> [REQUIREMENT]: Check each line of the records below and collect those holding "JSON".

#####

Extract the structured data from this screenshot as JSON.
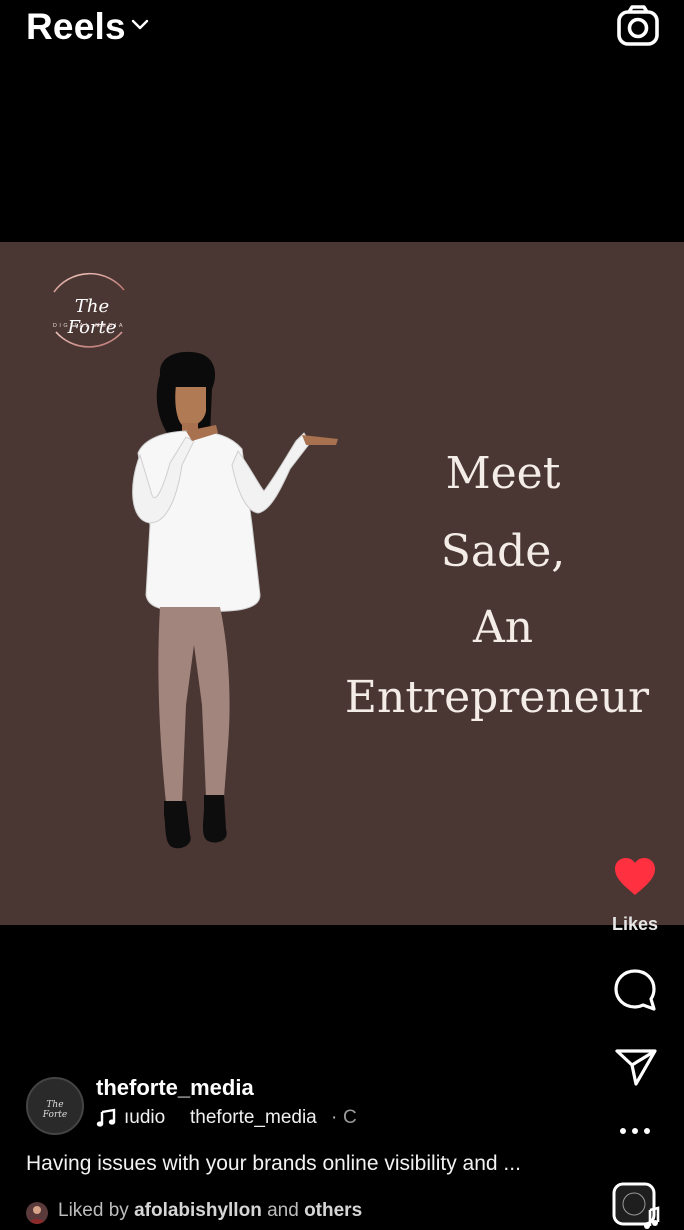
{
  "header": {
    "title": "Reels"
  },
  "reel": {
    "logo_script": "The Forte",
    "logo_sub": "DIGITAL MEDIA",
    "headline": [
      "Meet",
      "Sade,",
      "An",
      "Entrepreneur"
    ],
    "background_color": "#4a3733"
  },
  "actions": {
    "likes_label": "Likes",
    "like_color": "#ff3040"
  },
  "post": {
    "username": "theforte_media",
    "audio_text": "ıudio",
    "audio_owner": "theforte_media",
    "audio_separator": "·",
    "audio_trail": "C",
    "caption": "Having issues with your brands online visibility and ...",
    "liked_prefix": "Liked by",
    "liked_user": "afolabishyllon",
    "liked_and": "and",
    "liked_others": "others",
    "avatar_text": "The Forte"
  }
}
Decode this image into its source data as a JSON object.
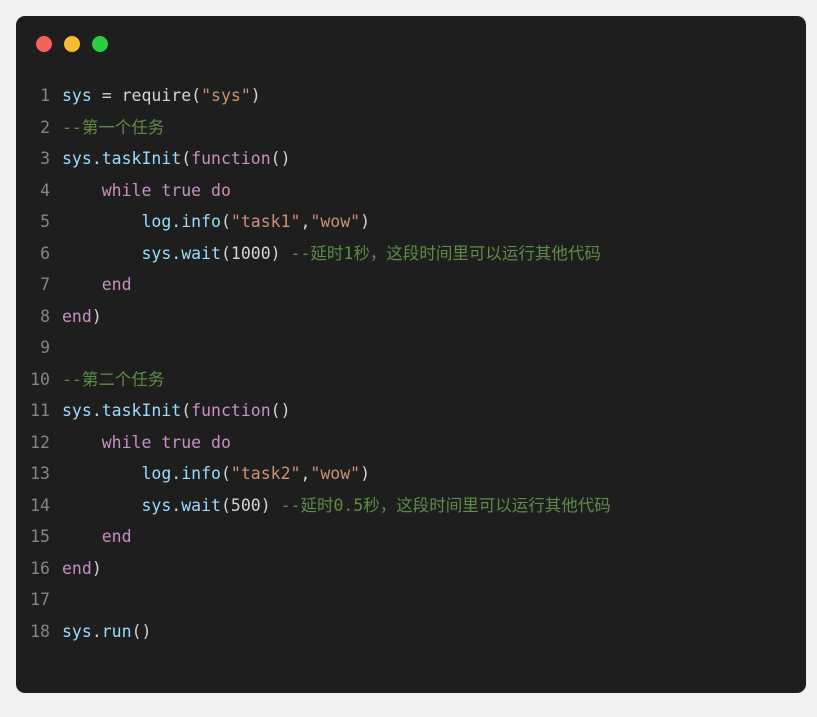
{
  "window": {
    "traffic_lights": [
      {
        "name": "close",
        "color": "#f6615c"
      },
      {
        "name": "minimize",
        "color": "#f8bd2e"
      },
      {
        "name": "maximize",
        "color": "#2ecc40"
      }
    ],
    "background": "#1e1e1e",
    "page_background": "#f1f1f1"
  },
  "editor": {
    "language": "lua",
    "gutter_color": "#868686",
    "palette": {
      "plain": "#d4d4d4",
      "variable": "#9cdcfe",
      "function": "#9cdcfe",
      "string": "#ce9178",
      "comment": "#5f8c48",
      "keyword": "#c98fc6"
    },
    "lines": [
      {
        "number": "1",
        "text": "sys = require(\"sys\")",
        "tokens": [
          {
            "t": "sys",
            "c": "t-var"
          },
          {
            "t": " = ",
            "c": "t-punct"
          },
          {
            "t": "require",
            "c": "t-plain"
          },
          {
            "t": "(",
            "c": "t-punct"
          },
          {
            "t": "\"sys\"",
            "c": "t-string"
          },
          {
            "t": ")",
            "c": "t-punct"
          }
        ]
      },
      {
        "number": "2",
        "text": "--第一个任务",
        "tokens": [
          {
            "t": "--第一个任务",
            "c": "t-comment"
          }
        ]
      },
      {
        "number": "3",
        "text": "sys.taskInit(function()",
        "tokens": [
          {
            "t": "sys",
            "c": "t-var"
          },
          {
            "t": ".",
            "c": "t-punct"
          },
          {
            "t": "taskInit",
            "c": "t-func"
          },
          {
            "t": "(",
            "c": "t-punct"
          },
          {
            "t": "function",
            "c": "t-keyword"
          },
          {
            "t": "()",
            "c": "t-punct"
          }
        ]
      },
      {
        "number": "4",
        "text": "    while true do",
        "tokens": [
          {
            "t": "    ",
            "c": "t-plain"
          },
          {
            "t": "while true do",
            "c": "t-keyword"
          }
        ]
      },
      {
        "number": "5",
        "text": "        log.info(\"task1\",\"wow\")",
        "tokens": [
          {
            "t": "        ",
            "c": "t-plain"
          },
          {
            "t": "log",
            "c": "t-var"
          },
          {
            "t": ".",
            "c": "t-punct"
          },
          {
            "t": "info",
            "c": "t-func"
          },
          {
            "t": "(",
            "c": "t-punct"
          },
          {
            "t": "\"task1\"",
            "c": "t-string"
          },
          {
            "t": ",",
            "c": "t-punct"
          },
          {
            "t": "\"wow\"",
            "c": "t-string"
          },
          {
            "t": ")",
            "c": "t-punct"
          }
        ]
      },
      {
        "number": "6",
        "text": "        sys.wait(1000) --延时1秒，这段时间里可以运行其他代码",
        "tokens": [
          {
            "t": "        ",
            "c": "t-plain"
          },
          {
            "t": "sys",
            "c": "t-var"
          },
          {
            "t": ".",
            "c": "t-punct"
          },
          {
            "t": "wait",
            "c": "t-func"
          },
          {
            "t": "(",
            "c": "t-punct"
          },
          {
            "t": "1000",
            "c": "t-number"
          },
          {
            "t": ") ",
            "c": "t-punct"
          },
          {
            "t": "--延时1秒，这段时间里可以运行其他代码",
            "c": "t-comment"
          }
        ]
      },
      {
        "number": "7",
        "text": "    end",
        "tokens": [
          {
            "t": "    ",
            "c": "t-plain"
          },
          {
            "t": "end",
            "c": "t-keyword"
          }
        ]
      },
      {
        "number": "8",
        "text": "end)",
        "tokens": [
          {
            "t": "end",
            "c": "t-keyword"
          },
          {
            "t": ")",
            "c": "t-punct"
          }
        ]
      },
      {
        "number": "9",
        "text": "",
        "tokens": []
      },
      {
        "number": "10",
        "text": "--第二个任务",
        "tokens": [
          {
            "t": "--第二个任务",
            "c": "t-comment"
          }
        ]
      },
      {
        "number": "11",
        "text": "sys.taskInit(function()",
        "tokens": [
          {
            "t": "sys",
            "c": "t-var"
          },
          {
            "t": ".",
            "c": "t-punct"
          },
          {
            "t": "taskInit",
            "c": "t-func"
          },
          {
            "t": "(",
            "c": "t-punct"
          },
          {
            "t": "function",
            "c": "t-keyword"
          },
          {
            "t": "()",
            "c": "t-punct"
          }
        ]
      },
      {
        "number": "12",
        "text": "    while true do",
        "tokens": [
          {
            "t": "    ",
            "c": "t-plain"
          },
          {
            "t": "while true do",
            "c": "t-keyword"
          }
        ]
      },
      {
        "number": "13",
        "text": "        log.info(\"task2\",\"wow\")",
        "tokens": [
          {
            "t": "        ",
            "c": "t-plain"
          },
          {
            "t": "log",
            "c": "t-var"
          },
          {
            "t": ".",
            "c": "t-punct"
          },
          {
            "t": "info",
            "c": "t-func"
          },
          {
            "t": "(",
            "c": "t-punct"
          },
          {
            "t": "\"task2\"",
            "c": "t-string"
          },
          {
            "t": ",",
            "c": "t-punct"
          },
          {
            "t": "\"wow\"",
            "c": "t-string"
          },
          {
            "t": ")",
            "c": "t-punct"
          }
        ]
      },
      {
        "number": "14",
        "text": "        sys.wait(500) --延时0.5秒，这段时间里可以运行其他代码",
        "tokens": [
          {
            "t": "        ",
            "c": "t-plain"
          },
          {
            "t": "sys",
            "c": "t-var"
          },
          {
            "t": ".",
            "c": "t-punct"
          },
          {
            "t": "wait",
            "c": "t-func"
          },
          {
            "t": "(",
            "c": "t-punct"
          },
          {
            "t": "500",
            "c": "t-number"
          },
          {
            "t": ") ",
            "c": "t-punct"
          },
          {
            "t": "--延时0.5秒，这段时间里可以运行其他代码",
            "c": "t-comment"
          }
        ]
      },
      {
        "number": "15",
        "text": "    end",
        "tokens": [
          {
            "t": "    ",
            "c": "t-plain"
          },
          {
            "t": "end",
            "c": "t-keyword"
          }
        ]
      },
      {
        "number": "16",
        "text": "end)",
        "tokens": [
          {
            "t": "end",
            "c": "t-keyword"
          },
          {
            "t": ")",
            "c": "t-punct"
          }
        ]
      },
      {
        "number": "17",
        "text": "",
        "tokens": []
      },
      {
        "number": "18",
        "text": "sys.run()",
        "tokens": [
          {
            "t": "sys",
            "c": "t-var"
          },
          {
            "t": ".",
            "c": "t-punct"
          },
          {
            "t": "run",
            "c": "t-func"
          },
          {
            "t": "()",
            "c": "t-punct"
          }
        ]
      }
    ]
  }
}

#####

> [THE OUTPUT]:
Extract the structured data from this screenshot as JSON.
Decode this image into its source data as a JSON object.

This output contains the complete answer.